>> BEGIN

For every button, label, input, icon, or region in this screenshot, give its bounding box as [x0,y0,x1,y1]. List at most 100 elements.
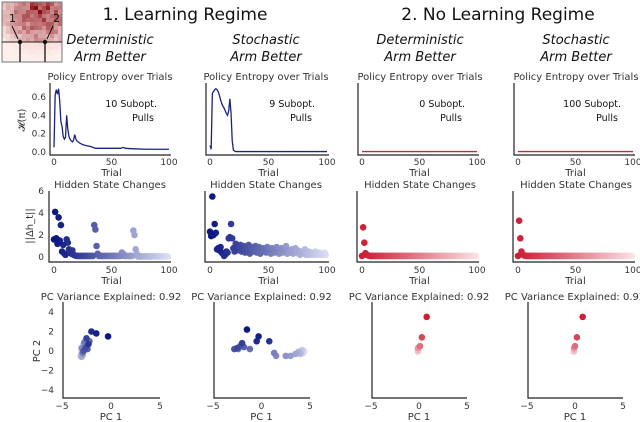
heatmap-cell [14,30,18,34]
heatmap-cell [10,38,14,42]
hidden-point [211,220,218,228]
heatmap-cell [54,2,58,6]
heatmap-cell [30,6,34,10]
x-tick-label: 100 [318,158,335,168]
pc-point [246,345,254,353]
x-axis-label: Trial [100,276,121,287]
entropy-axes [49,83,171,156]
heatmap-cell [50,22,54,26]
heatmap-cell [58,46,62,50]
heatmap-cell [34,42,38,46]
inset-dot-2 [42,39,48,45]
x-axis-label: Trial [257,168,278,179]
heatmap-cell [54,42,58,46]
entropy-title: Policy Entropy over Trials [47,72,172,83]
heatmap-cell [38,10,42,14]
x-axis-label: PC 1 [100,412,123,422]
heatmap-cell [42,18,46,22]
heatmap-cell [10,6,14,10]
inset-label-2: 2 [53,12,60,25]
subopt-pulls-count: 10 Subopt. [105,99,157,110]
y-tick-label: 2 [38,231,44,241]
heatmap-cell [42,38,46,42]
hidden-point [213,246,221,253]
heatmap-cell [26,46,30,50]
heatmap-cell [14,54,18,58]
heatmap-cell [50,2,54,6]
x-tick-label: 0 [359,158,365,168]
heatmap-cell [50,50,54,54]
heatmap-cell [58,54,62,58]
x-tick-label: 50 [570,158,582,168]
heatmap-cell [6,14,10,18]
heatmap-cell [42,54,46,58]
heatmap-cell [50,14,54,18]
x-tick-label: 0 [416,402,422,412]
pc-point [83,335,90,342]
heatmap-cell [58,18,62,22]
x-axis-label: PC 1 [564,412,587,422]
entropy-axes [513,83,635,156]
x-tick-label: −5 [520,402,533,412]
regime-title-no-learning: 2. No Learning Regime [401,5,594,25]
heatmap-cell [54,34,58,38]
heatmap-cell [26,22,30,26]
heatmap-cell [54,50,58,54]
heatmap-cell [14,22,18,26]
heatmap-cell [2,22,6,26]
heatmap-cell [54,38,58,42]
heatmap-cell [38,54,42,58]
heatmap-cell [22,50,26,54]
heatmap-cell [46,14,50,18]
heatmap-cell [34,6,38,10]
heatmap-cell [22,58,26,62]
heatmap-cell [30,54,34,58]
pc-axes [371,302,467,399]
heatmap-cell [50,6,54,10]
pc-point [104,333,112,340]
heatmap-cell [30,22,34,26]
y-tick-label: 4 [38,209,44,219]
heatmap-cell [26,26,30,30]
x-axis-label: Trial [408,168,429,179]
heatmap-cell [6,22,10,26]
heatmap-cell [14,18,18,22]
heatmap-cell [26,10,30,14]
heatmap-cell [10,46,14,50]
x-tick-label: 50 [106,266,118,276]
heatmap-cell [6,58,10,62]
heatmap-cell [42,22,46,26]
heatmap-cell [22,54,26,58]
x-tick-label: 100 [160,266,177,276]
heatmap-cell [50,38,54,42]
x-axis-label: Trial [257,276,278,287]
hidden-title: Hidden State Changes [54,180,166,191]
heatmap-cell [42,2,46,6]
x-axis-label: Trial [564,276,585,287]
heatmap-cell [54,18,58,22]
arrow-icon [11,25,19,40]
y-tick-label: 6 [38,187,44,197]
heatmap-cell [30,46,34,50]
regime-title-learning: 1. Learning Regime [103,5,268,25]
heatmap-cell [26,34,30,38]
entropy-axes [357,83,479,156]
heatmap-cell [34,10,38,14]
heatmap-cell [54,6,58,10]
hidden-point [93,242,100,250]
heatmap-cell [46,2,50,6]
heatmap-cell [42,14,46,18]
heatmap-cell [10,58,14,62]
y-tick-label: 0.0 [32,148,47,158]
heatmap-cell [50,34,54,38]
heatmap-cell [10,34,14,38]
heatmap-cell [50,30,54,34]
heatmap-cell [38,30,42,34]
heatmap-cell [54,26,58,30]
heatmap-cell [46,38,50,42]
x-tick-label: 50 [106,158,118,168]
heatmap-cell [14,58,18,62]
x-tick-label: 100 [624,158,640,168]
heatmap-cell [58,42,62,46]
heatmap-cell [10,2,14,6]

>> END

## Exercise goal
Can you reproduce all of the material above word for word, leaving out the pictures?

## Answer for the task
For every button, label, input, icon, or region in this screenshot, give its bounding box as [x0,y0,x1,y1]. List at most 100 elements.
heatmap-cell [14,30,18,34]
heatmap-cell [10,38,14,42]
hidden-point [211,220,218,228]
heatmap-cell [54,2,58,6]
heatmap-cell [30,6,34,10]
x-tick-label: 100 [318,158,335,168]
pc-point [246,345,254,353]
x-axis-label: Trial [100,276,121,287]
entropy-axes [49,83,171,156]
heatmap-cell [50,22,54,26]
heatmap-cell [58,46,62,50]
heatmap-cell [34,42,38,46]
inset-dot-2 [42,39,48,45]
x-axis-label: Trial [257,168,278,179]
heatmap-cell [54,42,58,46]
entropy-title: Policy Entropy over Trials [47,72,172,83]
heatmap-cell [38,10,42,14]
x-axis-label: PC 1 [100,412,123,422]
heatmap-cell [42,18,46,22]
heatmap-cell [10,6,14,10]
inset-label-2: 2 [53,12,60,25]
subopt-pulls-count: 10 Subopt. [105,99,157,110]
y-tick-label: 2 [38,231,44,241]
heatmap-cell [42,38,46,42]
hidden-point [213,246,221,253]
heatmap-cell [26,46,30,50]
heatmap-cell [14,54,18,58]
heatmap-cell [50,2,54,6]
x-tick-label: 0 [359,158,365,168]
heatmap-cell [50,50,54,54]
heatmap-cell [58,54,62,58]
x-tick-label: 50 [570,158,582,168]
heatmap-cell [6,14,10,18]
heatmap-cell [42,54,46,58]
heatmap-cell [50,14,54,18]
x-tick-label: 0 [416,402,422,412]
pc-point [83,335,90,342]
heatmap-cell [58,18,62,22]
x-axis-label: PC 1 [564,412,587,422]
entropy-axes [513,83,635,156]
x-tick-label: −5 [520,402,533,412]
regime-title-no-learning: 2. No Learning Regime [401,5,594,25]
heatmap-cell [54,34,58,38]
heatmap-cell [26,22,30,26]
heatmap-cell [54,50,58,54]
heatmap-cell [14,22,18,26]
heatmap-cell [2,22,6,26]
heatmap-cell [54,38,58,42]
heatmap-cell [38,54,42,58]
heatmap-cell [22,50,26,54]
heatmap-cell [46,14,50,18]
heatmap-cell [34,6,38,10]
heatmap-cell [22,58,26,62]
heatmap-cell [30,54,34,58]
pc-axes [371,302,467,399]
heatmap-cell [50,6,54,10]
pc-point [104,333,112,340]
heatmap-cell [30,22,34,26]
y-tick-label: 4 [38,209,44,219]
heatmap-cell [26,26,30,30]
x-axis-label: Trial [408,168,429,179]
heatmap-cell [6,22,10,26]
heatmap-cell [14,18,18,22]
heatmap-cell [26,10,30,14]
heatmap-cell [10,46,14,50]
x-tick-label: 50 [106,266,118,276]
heatmap-cell [6,58,10,62]
heatmap-cell [42,22,46,26]
heatmap-cell [22,54,26,58]
x-tick-label: 100 [160,266,177,276]
heatmap-cell [50,38,54,42]
x-axis-label: Trial [257,276,278,287]
hidden-title: Hidden State Changes [54,180,166,191]
heatmap-cell [42,2,46,6]
x-axis-label: Trial [564,276,585,287]
heatmap-cell [54,18,58,22]
arrow-icon [11,25,19,40]
y-tick-label: 6 [38,187,44,197]
heatmap-cell [30,46,34,50]
regime-title-learning: 1. Learning Regime [103,5,268,25]
heatmap-cell [26,34,30,38]
entropy-axes [357,83,479,156]
heatmap-cell [34,10,38,14]
heatmap-cell [54,6,58,10]
hidden-point [93,242,100,250]
heatmap-cell [46,2,50,6]
heatmap-cell [42,14,46,18]
heatmap-cell [10,58,14,62]
y-tick-label: 0.0 [32,148,47,158]
heatmap-cell [50,34,54,38]
heatmap-cell [10,34,14,38]
heatmap-cell [50,30,54,34]
heatmap-cell [38,30,42,34]
heatmap-cell [54,26,58,30]
heatmap-cell [46,38,50,42]
x-tick-label: 50 [106,158,118,168]
heatmap-cell [14,58,18,62]
x-tick-label: 100 [624,158,640,168]
heatmap-cell [58,42,62,46]
heatmap-cell [10,2,14,6]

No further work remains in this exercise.